***** Raw data
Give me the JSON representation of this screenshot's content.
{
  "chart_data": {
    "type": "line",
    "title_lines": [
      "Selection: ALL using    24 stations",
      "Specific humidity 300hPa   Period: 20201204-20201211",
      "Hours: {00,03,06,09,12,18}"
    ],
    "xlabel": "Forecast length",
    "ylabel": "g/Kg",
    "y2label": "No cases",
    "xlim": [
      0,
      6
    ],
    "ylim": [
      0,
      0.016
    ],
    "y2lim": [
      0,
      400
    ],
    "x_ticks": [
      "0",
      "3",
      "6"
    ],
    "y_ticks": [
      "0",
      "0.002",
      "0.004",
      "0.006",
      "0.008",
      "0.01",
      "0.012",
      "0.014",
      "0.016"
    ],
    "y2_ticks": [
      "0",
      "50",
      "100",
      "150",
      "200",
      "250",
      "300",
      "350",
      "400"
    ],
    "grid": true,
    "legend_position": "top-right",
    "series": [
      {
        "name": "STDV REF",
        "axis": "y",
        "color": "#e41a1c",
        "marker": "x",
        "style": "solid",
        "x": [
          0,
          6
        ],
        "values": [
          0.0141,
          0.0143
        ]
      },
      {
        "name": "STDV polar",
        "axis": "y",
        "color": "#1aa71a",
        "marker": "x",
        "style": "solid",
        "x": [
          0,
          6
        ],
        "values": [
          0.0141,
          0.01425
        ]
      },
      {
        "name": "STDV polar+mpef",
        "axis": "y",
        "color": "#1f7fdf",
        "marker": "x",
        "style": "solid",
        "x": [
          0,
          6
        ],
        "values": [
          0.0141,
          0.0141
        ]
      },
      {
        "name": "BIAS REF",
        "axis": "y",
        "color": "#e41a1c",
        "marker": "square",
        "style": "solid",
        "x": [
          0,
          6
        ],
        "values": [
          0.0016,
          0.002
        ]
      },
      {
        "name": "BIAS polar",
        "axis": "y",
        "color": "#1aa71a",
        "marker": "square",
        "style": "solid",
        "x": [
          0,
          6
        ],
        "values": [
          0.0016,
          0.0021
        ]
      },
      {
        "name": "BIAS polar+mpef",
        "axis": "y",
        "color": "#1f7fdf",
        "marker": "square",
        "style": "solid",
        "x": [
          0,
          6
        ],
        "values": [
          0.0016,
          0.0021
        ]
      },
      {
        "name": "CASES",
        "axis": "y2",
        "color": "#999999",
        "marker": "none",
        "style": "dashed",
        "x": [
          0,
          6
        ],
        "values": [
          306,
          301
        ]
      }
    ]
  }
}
**********
Report the number of lines that contain "mpef", with no other words.

◆ Result of the task
2